◆ Direction
Return the data exactly, with all pictures removed.

◆ Information given
--- Start ---

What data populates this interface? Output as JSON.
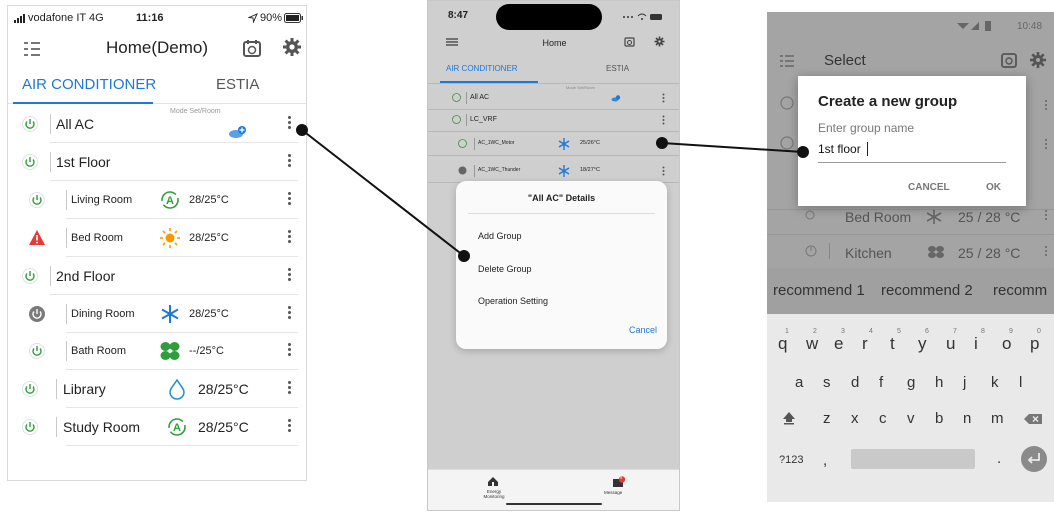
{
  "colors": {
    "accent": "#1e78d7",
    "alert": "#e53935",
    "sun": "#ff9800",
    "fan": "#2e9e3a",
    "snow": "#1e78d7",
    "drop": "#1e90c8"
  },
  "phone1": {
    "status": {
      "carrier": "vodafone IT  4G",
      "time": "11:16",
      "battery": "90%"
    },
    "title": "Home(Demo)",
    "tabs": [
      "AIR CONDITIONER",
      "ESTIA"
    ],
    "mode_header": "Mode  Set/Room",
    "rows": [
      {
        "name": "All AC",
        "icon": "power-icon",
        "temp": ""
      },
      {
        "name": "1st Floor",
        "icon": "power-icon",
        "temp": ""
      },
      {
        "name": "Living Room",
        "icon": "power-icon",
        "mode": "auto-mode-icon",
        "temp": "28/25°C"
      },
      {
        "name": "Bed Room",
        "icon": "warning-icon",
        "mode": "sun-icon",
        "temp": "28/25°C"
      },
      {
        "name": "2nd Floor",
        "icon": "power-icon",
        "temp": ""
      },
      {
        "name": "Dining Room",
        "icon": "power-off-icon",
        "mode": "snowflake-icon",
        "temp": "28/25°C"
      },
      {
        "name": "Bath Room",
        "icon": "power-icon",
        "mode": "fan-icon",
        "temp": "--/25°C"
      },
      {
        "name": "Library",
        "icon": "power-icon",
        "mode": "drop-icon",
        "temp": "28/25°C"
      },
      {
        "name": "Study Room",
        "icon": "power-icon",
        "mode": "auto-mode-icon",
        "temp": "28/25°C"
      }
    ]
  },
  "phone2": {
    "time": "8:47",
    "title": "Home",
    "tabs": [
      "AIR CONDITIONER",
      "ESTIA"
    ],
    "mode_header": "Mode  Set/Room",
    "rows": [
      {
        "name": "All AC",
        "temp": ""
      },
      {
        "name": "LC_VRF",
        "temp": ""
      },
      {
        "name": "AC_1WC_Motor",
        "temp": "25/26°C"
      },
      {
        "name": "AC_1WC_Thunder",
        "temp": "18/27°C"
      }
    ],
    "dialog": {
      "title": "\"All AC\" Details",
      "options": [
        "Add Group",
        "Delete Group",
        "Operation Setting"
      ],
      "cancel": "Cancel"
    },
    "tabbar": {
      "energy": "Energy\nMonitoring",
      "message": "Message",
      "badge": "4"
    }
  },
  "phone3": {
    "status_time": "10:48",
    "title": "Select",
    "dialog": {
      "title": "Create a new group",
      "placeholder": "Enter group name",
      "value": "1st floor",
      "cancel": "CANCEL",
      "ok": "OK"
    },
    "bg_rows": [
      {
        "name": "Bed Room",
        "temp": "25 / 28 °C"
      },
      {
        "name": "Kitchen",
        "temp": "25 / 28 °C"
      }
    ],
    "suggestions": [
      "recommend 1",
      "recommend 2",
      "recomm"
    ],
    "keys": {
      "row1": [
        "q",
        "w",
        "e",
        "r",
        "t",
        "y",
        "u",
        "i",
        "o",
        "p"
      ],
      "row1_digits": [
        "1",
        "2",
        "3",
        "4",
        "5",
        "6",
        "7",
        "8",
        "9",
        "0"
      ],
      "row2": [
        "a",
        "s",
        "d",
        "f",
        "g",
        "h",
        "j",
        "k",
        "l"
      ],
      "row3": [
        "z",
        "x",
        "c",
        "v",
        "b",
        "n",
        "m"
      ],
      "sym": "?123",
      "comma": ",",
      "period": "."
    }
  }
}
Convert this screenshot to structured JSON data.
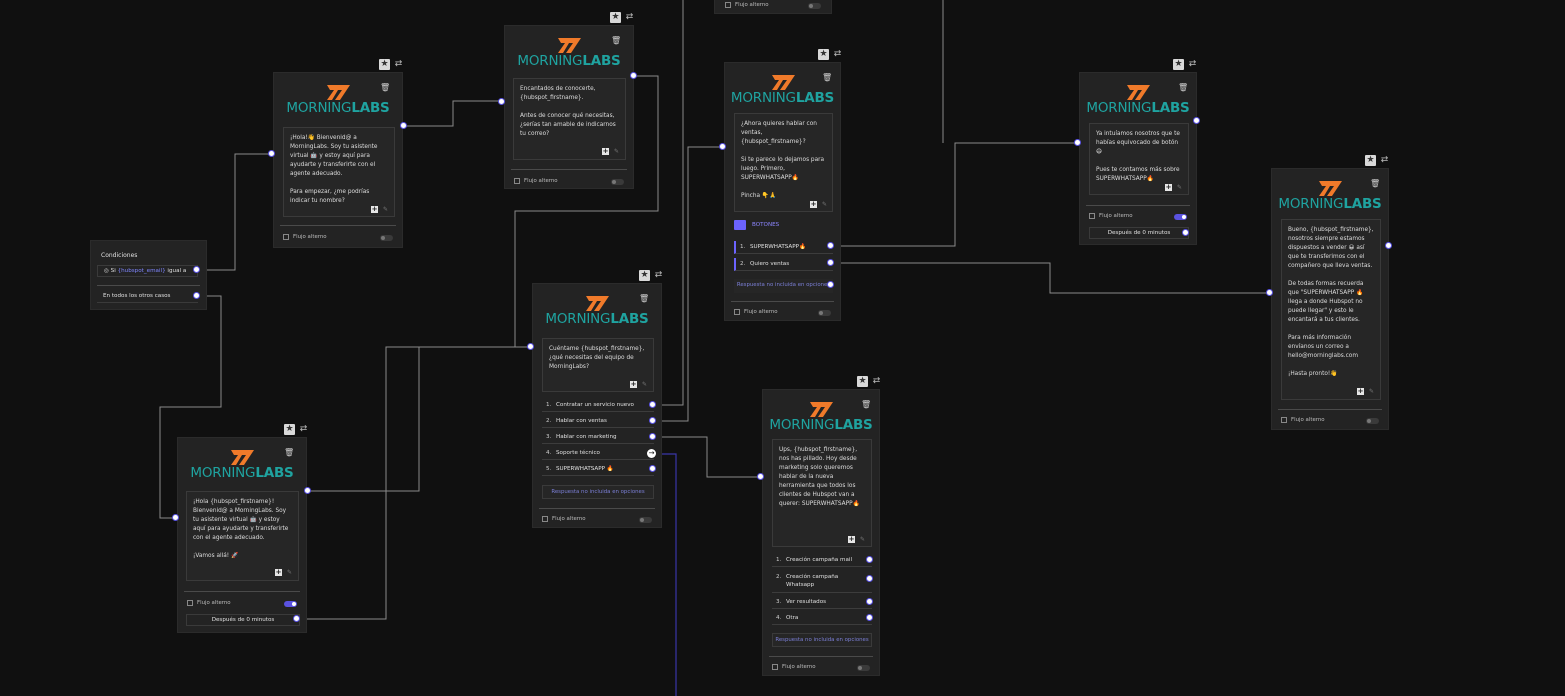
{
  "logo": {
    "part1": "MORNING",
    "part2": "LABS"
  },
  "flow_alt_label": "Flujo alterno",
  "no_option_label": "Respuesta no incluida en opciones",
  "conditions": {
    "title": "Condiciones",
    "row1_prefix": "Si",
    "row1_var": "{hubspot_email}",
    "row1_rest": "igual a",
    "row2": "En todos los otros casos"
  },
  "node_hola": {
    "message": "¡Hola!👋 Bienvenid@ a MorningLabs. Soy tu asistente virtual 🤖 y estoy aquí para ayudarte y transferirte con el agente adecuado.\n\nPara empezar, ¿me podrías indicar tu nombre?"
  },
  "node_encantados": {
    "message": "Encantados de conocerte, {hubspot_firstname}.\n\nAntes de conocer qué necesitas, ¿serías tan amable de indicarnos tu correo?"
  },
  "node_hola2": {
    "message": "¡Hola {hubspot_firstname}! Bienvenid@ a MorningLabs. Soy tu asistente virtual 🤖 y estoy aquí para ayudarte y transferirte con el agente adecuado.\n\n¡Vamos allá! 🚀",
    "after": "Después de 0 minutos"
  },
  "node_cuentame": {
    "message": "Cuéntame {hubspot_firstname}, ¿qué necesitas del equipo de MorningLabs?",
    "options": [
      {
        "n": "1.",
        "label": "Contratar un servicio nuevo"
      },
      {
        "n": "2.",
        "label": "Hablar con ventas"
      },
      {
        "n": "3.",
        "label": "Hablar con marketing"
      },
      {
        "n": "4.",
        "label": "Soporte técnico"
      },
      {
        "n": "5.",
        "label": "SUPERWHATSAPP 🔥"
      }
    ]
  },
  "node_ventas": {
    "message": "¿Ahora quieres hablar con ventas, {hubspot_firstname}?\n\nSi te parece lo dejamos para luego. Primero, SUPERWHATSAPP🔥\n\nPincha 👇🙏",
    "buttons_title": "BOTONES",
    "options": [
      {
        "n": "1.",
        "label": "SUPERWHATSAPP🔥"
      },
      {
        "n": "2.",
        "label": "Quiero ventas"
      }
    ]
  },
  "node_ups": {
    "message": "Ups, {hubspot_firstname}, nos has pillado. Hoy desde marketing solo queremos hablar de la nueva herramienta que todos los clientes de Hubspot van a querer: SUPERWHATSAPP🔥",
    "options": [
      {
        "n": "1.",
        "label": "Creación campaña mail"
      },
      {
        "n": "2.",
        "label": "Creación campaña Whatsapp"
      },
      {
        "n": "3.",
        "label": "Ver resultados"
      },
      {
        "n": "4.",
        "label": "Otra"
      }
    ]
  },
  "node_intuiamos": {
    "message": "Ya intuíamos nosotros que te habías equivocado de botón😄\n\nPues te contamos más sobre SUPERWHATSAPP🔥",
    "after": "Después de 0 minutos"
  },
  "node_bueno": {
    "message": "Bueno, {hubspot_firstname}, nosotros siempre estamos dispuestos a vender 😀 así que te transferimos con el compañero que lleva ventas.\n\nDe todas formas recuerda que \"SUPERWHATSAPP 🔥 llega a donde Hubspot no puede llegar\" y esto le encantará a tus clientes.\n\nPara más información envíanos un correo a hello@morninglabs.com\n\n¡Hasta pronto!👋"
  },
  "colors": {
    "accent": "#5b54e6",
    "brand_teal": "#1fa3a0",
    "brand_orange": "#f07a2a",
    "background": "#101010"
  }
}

--- End ---

◆ Final result
What data populates this interface? Output as JSON.
{
  "colors": {
    "accent": "#1e78d7",
    "alert": "#e53935",
    "sun": "#ff9800",
    "fan": "#2e9e3a",
    "snow": "#1e78d7",
    "drop": "#1e90c8"
  },
  "phone1": {
    "status": {
      "carrier": "vodafone IT  4G",
      "time": "11:16",
      "battery": "90%"
    },
    "title": "Home(Demo)",
    "tabs": [
      "AIR CONDITIONER",
      "ESTIA"
    ],
    "mode_header": "Mode  Set/Room",
    "rows": [
      {
        "name": "All AC",
        "icon": "power-icon",
        "temp": ""
      },
      {
        "name": "1st Floor",
        "icon": "power-icon",
        "temp": ""
      },
      {
        "name": "Living Room",
        "icon": "power-icon",
        "mode": "auto-mode-icon",
        "temp": "28/25°C"
      },
      {
        "name": "Bed Room",
        "icon": "warning-icon",
        "mode": "sun-icon",
        "temp": "28/25°C"
      },
      {
        "name": "2nd Floor",
        "icon": "power-icon",
        "temp": ""
      },
      {
        "name": "Dining Room",
        "icon": "power-off-icon",
        "mode": "snowflake-icon",
        "temp": "28/25°C"
      },
      {
        "name": "Bath Room",
        "icon": "power-icon",
        "mode": "fan-icon",
        "temp": "--/25°C"
      },
      {
        "name": "Library",
        "icon": "power-icon",
        "mode": "drop-icon",
        "temp": "28/25°C"
      },
      {
        "name": "Study Room",
        "icon": "power-icon",
        "mode": "auto-mode-icon",
        "temp": "28/25°C"
      }
    ]
  },
  "phone2": {
    "time": "8:47",
    "title": "Home",
    "tabs": [
      "AIR CONDITIONER",
      "ESTIA"
    ],
    "mode_header": "Mode  Set/Room",
    "rows": [
      {
        "name": "All AC",
        "temp": ""
      },
      {
        "name": "LC_VRF",
        "temp": ""
      },
      {
        "name": "AC_1WC_Motor",
        "temp": "25/26°C"
      },
      {
        "name": "AC_1WC_Thunder",
        "temp": "18/27°C"
      }
    ],
    "dialog": {
      "title": "\"All AC\" Details",
      "options": [
        "Add Group",
        "Delete Group",
        "Operation Setting"
      ],
      "cancel": "Cancel"
    },
    "tabbar": {
      "energy": "Energy\nMonitoring",
      "message": "Message",
      "badge": "4"
    }
  },
  "phone3": {
    "status_time": "10:48",
    "title": "Select",
    "dialog": {
      "title": "Create a new group",
      "placeholder": "Enter group name",
      "value": "1st floor",
      "cancel": "CANCEL",
      "ok": "OK"
    },
    "bg_rows": [
      {
        "name": "Bed Room",
        "temp": "25 / 28 °C"
      },
      {
        "name": "Kitchen",
        "temp": "25 / 28 °C"
      }
    ],
    "suggestions": [
      "recommend 1",
      "recommend 2",
      "recomm"
    ],
    "keys": {
      "row1": [
        "q",
        "w",
        "e",
        "r",
        "t",
        "y",
        "u",
        "i",
        "o",
        "p"
      ],
      "row1_digits": [
        "1",
        "2",
        "3",
        "4",
        "5",
        "6",
        "7",
        "8",
        "9",
        "0"
      ],
      "row2": [
        "a",
        "s",
        "d",
        "f",
        "g",
        "h",
        "j",
        "k",
        "l"
      ],
      "row3": [
        "z",
        "x",
        "c",
        "v",
        "b",
        "n",
        "m"
      ],
      "sym": "?123",
      "comma": ",",
      "period": "."
    }
  }
}
Convert this screenshot to structured JSON data.
{
  "logo": {
    "part1": "MORNING",
    "part2": "LABS"
  },
  "flow_alt_label": "Flujo alterno",
  "no_option_label": "Respuesta no incluida en opciones",
  "conditions": {
    "title": "Condiciones",
    "row1_prefix": "Si",
    "row1_var": "{hubspot_email}",
    "row1_rest": "igual a",
    "row2": "En todos los otros casos"
  },
  "node_hola": {
    "message": "¡Hola!👋 Bienvenid@ a MorningLabs. Soy tu asistente virtual 🤖 y estoy aquí para ayudarte y transferirte con el agente adecuado.\n\nPara empezar, ¿me podrías indicar tu nombre?"
  },
  "node_encantados": {
    "message": "Encantados de conocerte, {hubspot_firstname}.\n\nAntes de conocer qué necesitas, ¿serías tan amable de indicarnos tu correo?"
  },
  "node_hola2": {
    "message": "¡Hola {hubspot_firstname}! Bienvenid@ a MorningLabs. Soy tu asistente virtual 🤖 y estoy aquí para ayudarte y transferirte con el agente adecuado.\n\n¡Vamos allá! 🚀",
    "after": "Después de 0 minutos"
  },
  "node_cuentame": {
    "message": "Cuéntame {hubspot_firstname}, ¿qué necesitas del equipo de MorningLabs?",
    "options": [
      {
        "n": "1.",
        "label": "Contratar un servicio nuevo"
      },
      {
        "n": "2.",
        "label": "Hablar con ventas"
      },
      {
        "n": "3.",
        "label": "Hablar con marketing"
      },
      {
        "n": "4.",
        "label": "Soporte técnico"
      },
      {
        "n": "5.",
        "label": "SUPERWHATSAPP 🔥"
      }
    ]
  },
  "node_ventas": {
    "message": "¿Ahora quieres hablar con ventas, {hubspot_firstname}?\n\nSi te parece lo dejamos para luego. Primero, SUPERWHATSAPP🔥\n\nPincha 👇🙏",
    "buttons_title": "BOTONES",
    "options": [
      {
        "n": "1.",
        "label": "SUPERWHATSAPP🔥"
      },
      {
        "n": "2.",
        "label": "Quiero ventas"
      }
    ]
  },
  "node_ups": {
    "message": "Ups, {hubspot_firstname}, nos has pillado. Hoy desde marketing solo queremos hablar de la nueva herramienta que todos los clientes de Hubspot van a querer: SUPERWHATSAPP🔥",
    "options": [
      {
        "n": "1.",
        "label": "Creación campaña mail"
      },
      {
        "n": "2.",
        "label": "Creación campaña Whatsapp"
      },
      {
        "n": "3.",
        "label": "Ver resultados"
      },
      {
        "n": "4.",
        "label": "Otra"
      }
    ]
  },
  "node_intuiamos": {
    "message": "Ya intuíamos nosotros que te habías equivocado de botón😄\n\nPues te contamos más sobre SUPERWHATSAPP🔥",
    "after": "Después de 0 minutos"
  },
  "node_bueno": {
    "message": "Bueno, {hubspot_firstname}, nosotros siempre estamos dispuestos a vender 😀 así que te transferimos con el compañero que lleva ventas.\n\nDe todas formas recuerda que \"SUPERWHATSAPP 🔥 llega a donde Hubspot no puede llegar\" y esto le encantará a tus clientes.\n\nPara más información envíanos un correo a hello@morninglabs.com\n\n¡Hasta pronto!👋"
  },
  "colors": {
    "accent": "#5b54e6",
    "brand_teal": "#1fa3a0",
    "brand_orange": "#f07a2a",
    "background": "#101010"
  }
}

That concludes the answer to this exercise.